▶ [What you have to do]
Search the entries below. Return every line that has "Friendly" in it.

▶ [Extracted records]
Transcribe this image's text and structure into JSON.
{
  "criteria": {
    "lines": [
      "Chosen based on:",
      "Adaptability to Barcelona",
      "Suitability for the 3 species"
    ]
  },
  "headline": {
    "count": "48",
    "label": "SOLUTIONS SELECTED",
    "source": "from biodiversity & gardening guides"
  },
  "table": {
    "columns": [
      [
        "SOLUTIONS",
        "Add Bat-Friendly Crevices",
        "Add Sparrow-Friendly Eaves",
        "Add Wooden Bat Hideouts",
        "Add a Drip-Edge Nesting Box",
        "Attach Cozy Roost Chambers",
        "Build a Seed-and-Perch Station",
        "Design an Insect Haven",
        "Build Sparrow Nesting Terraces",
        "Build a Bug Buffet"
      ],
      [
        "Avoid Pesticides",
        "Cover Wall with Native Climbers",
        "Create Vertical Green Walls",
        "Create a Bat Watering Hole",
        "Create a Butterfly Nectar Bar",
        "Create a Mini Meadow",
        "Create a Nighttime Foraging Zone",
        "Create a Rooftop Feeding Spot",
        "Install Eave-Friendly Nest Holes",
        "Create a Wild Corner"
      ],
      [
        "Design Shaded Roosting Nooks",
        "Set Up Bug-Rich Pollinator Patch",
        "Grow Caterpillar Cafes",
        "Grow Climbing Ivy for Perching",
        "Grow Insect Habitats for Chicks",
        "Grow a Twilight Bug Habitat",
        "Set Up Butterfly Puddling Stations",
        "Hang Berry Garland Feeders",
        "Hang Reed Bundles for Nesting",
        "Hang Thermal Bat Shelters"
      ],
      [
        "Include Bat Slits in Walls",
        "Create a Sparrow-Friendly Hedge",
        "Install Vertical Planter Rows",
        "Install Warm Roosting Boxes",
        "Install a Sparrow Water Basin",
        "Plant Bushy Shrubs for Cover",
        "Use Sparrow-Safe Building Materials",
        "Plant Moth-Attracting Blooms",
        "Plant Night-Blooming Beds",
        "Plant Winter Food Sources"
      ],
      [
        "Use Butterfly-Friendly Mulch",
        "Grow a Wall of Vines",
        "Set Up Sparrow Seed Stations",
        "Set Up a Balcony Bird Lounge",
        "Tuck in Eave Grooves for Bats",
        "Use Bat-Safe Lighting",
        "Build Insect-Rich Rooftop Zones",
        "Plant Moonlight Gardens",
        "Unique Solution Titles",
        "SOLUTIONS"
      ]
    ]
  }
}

▶ [Solved problem]
        "Add Bat-Friendly Crevices",
        "Add Sparrow-Friendly Eaves",
        "Install Eave-Friendly Nest Holes",
        "Create a Sparrow-Friendly Hedge",
        "Use Butterfly-Friendly Mulch",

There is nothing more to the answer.